• WHAT THE TASK ASKS: All lines of the listing below are to be printed again exactly.
□ □ □ □
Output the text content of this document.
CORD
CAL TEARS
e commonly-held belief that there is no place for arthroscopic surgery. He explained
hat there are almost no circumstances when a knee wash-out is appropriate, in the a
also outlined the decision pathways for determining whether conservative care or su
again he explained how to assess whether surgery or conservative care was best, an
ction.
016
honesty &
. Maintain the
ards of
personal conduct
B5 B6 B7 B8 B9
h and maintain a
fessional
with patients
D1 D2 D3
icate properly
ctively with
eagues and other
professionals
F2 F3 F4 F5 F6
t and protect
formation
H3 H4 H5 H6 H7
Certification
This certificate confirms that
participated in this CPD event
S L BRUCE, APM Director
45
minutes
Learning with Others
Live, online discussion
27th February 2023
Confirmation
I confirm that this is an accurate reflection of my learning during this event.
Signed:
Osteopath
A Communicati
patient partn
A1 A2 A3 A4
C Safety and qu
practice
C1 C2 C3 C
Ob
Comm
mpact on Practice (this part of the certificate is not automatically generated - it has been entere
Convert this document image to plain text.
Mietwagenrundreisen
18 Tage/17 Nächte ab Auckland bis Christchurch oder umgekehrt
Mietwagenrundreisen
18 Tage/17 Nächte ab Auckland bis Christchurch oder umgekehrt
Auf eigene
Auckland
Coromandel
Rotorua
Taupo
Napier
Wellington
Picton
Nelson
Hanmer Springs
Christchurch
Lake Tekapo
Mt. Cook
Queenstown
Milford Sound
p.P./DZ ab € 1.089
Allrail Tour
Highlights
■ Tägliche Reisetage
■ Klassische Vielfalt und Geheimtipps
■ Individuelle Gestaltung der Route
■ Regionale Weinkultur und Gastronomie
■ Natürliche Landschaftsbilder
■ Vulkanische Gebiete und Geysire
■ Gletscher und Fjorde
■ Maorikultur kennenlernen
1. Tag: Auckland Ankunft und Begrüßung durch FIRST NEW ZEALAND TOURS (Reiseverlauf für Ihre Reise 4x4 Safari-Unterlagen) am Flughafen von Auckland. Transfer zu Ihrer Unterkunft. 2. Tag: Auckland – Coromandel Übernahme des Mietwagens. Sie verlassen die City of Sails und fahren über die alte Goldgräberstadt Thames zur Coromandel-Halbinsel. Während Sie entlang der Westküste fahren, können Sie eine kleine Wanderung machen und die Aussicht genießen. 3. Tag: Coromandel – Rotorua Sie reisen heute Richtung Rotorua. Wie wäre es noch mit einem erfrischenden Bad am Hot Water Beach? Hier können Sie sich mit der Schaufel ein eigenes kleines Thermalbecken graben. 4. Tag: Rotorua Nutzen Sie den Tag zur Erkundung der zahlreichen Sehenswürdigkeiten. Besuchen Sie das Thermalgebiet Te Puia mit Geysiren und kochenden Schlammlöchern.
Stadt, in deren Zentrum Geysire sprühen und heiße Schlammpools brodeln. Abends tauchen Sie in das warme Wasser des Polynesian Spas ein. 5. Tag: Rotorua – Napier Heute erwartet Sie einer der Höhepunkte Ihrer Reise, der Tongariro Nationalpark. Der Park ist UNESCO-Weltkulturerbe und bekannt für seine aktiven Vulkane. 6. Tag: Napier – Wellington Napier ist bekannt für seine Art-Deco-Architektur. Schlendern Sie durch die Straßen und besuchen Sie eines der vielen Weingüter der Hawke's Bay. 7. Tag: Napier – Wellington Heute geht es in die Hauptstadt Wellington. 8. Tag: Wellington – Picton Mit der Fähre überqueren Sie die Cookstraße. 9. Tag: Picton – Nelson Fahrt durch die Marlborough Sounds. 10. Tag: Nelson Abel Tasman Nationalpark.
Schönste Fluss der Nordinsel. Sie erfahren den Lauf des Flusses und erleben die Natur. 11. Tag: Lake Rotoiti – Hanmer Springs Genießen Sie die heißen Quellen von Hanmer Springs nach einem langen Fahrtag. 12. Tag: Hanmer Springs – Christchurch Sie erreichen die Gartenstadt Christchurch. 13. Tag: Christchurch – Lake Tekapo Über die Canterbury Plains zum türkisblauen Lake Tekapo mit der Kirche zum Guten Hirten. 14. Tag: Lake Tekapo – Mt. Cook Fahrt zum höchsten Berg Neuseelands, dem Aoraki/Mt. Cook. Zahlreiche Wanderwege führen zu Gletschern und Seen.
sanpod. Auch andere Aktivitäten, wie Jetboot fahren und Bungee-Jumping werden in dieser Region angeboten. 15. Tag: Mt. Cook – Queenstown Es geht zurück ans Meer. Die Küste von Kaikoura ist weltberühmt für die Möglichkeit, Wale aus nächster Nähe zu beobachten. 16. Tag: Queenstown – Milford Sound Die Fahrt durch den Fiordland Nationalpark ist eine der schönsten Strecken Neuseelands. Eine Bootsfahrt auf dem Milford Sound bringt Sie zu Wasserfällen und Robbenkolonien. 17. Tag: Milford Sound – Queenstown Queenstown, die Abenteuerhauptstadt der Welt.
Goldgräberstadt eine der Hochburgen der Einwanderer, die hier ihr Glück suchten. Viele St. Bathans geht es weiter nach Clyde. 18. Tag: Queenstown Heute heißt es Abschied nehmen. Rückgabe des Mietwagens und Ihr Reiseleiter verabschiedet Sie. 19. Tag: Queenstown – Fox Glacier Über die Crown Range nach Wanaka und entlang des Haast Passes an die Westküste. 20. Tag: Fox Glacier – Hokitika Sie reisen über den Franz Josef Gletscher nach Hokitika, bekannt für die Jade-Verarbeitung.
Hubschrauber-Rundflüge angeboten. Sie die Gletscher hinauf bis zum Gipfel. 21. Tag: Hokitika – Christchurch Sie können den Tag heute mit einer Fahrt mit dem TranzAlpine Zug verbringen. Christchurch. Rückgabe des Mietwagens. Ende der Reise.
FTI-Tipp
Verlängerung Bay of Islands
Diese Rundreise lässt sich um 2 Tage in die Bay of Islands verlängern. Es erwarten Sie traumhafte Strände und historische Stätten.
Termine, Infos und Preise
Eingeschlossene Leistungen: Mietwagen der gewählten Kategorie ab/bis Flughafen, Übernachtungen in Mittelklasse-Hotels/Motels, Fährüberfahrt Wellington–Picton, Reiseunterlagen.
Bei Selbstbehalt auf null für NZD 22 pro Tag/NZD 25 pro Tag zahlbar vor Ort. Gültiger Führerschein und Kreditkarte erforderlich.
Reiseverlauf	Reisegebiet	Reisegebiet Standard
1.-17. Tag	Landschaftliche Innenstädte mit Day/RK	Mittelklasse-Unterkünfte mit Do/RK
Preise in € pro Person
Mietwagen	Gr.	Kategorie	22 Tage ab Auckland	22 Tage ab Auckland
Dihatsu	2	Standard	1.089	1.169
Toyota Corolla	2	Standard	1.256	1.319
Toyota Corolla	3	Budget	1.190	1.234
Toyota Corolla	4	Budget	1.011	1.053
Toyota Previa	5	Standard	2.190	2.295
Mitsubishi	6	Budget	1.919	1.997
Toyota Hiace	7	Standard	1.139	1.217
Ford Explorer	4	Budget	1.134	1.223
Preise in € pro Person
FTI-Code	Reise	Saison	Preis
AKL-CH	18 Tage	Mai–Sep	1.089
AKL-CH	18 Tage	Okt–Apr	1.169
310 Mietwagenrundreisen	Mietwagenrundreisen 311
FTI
□ □ □ □
• RESPONSE FOR THIS EXERCISE:
Output the text content of this document.
CORD
CAL TEARS
e commonly-held belief that there is no place for arthroscopic surgery. He explained
hat there are almost no circumstances when a knee wash-out is appropriate, in the a
also outlined the decision pathways for determining whether conservative care or su
again he explained how to assess whether surgery or conservative care was best, an
ction.
016
honesty &
. Maintain the
ards of
personal conduct
B5 B6 B7 B8 B9
h and maintain a
fessional
with patients
D1 D2 D3
icate properly
ctively with
eagues and other
professionals
F2 F3 F4 F5 F6
t and protect
formation
H3 H4 H5 H6 H7
Certification
This certificate confirms that
participated in this CPD event
S L BRUCE, APM Director
45
minutes
Learning with Others
Live, online discussion
27th February 2023
Confirmation
I confirm that this is an accurate reflection of my learning during this event.
Signed:
Osteopath
A Communicati
patient partn
A1 A2 A3 A4
C Safety and qu
practice
C1 C2 C3 C
Ob
Comm
mpact on Practice (this part of the certificate is not automatically generated - it has been entere
Convert this document image to plain text.
Mietwagenrundreisen
18 Tage/17 Nächte ab Auckland bis Christchurch oder umgekehrt
Mietwagenrundreisen
18 Tage/17 Nächte ab Auckland bis Christchurch oder umgekehrt
Auf eigene
Auckland
Coromandel
Rotorua
Taupo
Napier
Wellington
Picton
Nelson
Hanmer Springs
Christchurch
Lake Tekapo
Mt. Cook
Queenstown
Milford Sound
p.P./DZ ab € 1.089
Allrail Tour
Highlights
■ Tägliche Reisetage
■ Klassische Vielfalt und Geheimtipps
■ Individuelle Gestaltung der Route
■ Regionale Weinkultur und Gastronomie
■ Natürliche Landschaftsbilder
■ Vulkanische Gebiete und Geysire
■ Gletscher und Fjorde
■ Maorikultur kennenlernen
1. Tag: Auckland Ankunft und Begrüßung durch FIRST NEW ZEALAND TOURS (Reiseverlauf für Ihre Reise 4x4 Safari-Unterlagen) am Flughafen von Auckland. Transfer zu Ihrer Unterkunft. 2. Tag: Auckland – Coromandel Übernahme des Mietwagens. Sie verlassen die City of Sails und fahren über die alte Goldgräberstadt Thames zur Coromandel-Halbinsel. Während Sie entlang der Westküste fahren, können Sie eine kleine Wanderung machen und die Aussicht genießen. 3. Tag: Coromandel – Rotorua Sie reisen heute Richtung Rotorua. Wie wäre es noch mit einem erfrischenden Bad am Hot Water Beach? Hier können Sie sich mit der Schaufel ein eigenes kleines Thermalbecken graben. 4. Tag: Rotorua Nutzen Sie den Tag zur Erkundung der zahlreichen Sehenswürdigkeiten. Besuchen Sie das Thermalgebiet Te Puia mit Geysiren und kochenden Schlammlöchern.
Stadt, in deren Zentrum Geysire sprühen und heiße Schlammpools brodeln. Abends tauchen Sie in das warme Wasser des Polynesian Spas ein. 5. Tag: Rotorua – Napier Heute erwartet Sie einer der Höhepunkte Ihrer Reise, der Tongariro Nationalpark. Der Park ist UNESCO-Weltkulturerbe und bekannt für seine aktiven Vulkane. 6. Tag: Napier – Wellington Napier ist bekannt für seine Art-Deco-Architektur. Schlendern Sie durch die Straßen und besuchen Sie eines der vielen Weingüter der Hawke's Bay. 7. Tag: Napier – Wellington Heute geht es in die Hauptstadt Wellington. 8. Tag: Wellington – Picton Mit der Fähre überqueren Sie die Cookstraße. 9. Tag: Picton – Nelson Fahrt durch die Marlborough Sounds. 10. Tag: Nelson Abel Tasman Nationalpark.
Schönste Fluss der Nordinsel. Sie erfahren den Lauf des Flusses und erleben die Natur. 11. Tag: Lake Rotoiti – Hanmer Springs Genießen Sie die heißen Quellen von Hanmer Springs nach einem langen Fahrtag. 12. Tag: Hanmer Springs – Christchurch Sie erreichen die Gartenstadt Christchurch. 13. Tag: Christchurch – Lake Tekapo Über die Canterbury Plains zum türkisblauen Lake Tekapo mit der Kirche zum Guten Hirten. 14. Tag: Lake Tekapo – Mt. Cook Fahrt zum höchsten Berg Neuseelands, dem Aoraki/Mt. Cook. Zahlreiche Wanderwege führen zu Gletschern und Seen.
sanpod. Auch andere Aktivitäten, wie Jetboot fahren und Bungee-Jumping werden in dieser Region angeboten. 15. Tag: Mt. Cook – Queenstown Es geht zurück ans Meer. Die Küste von Kaikoura ist weltberühmt für die Möglichkeit, Wale aus nächster Nähe zu beobachten. 16. Tag: Queenstown – Milford Sound Die Fahrt durch den Fiordland Nationalpark ist eine der schönsten Strecken Neuseelands. Eine Bootsfahrt auf dem Milford Sound bringt Sie zu Wasserfällen und Robbenkolonien. 17. Tag: Milford Sound – Queenstown Queenstown, die Abenteuerhauptstadt der Welt.
Goldgräberstadt eine der Hochburgen der Einwanderer, die hier ihr Glück suchten. Viele St. Bathans geht es weiter nach Clyde. 18. Tag: Queenstown Heute heißt es Abschied nehmen. Rückgabe des Mietwagens und Ihr Reiseleiter verabschiedet Sie. 19. Tag: Queenstown – Fox Glacier Über die Crown Range nach Wanaka und entlang des Haast Passes an die Westküste. 20. Tag: Fox Glacier – Hokitika Sie reisen über den Franz Josef Gletscher nach Hokitika, bekannt für die Jade-Verarbeitung.
Hubschrauber-Rundflüge angeboten. Sie die Gletscher hinauf bis zum Gipfel. 21. Tag: Hokitika – Christchurch Sie können den Tag heute mit einer Fahrt mit dem TranzAlpine Zug verbringen. Christchurch. Rückgabe des Mietwagens. Ende der Reise.
FTI-Tipp
Verlängerung Bay of Islands
Diese Rundreise lässt sich um 2 Tage in die Bay of Islands verlängern. Es erwarten Sie traumhafte Strände und historische Stätten.
Termine, Infos und Preise
Eingeschlossene Leistungen: Mietwagen der gewählten Kategorie ab/bis Flughafen, Übernachtungen in Mittelklasse-Hotels/Motels, Fährüberfahrt Wellington–Picton, Reiseunterlagen.
Bei Selbstbehalt auf null für NZD 22 pro Tag/NZD 25 pro Tag zahlbar vor Ort. Gültiger Führerschein und Kreditkarte erforderlich.
Reiseverlauf	Reisegebiet	Reisegebiet Standard
1.-17. Tag	Landschaftliche Innenstädte mit Day/RK	Mittelklasse-Unterkünfte mit Do/RK
Preise in € pro Person
Mietwagen	Gr.	Kategorie	22 Tage ab Auckland	22 Tage ab Auckland
Dihatsu	2	Standard	1.089	1.169
Toyota Corolla	2	Standard	1.256	1.319
Toyota Corolla	3	Budget	1.190	1.234
Toyota Corolla	4	Budget	1.011	1.053
Toyota Previa	5	Standard	2.190	2.295
Mitsubishi	6	Budget	1.919	1.997
Toyota Hiace	7	Standard	1.139	1.217
Ford Explorer	4	Budget	1.134	1.223
Preise in € pro Person
FTI-Code	Reise	Saison	Preis
AKL-CH	18 Tage	Mai–Sep	1.089
AKL-CH	18 Tage	Okt–Apr	1.169
310 Mietwagenrundreisen	Mietwagenrundreisen 311
FTI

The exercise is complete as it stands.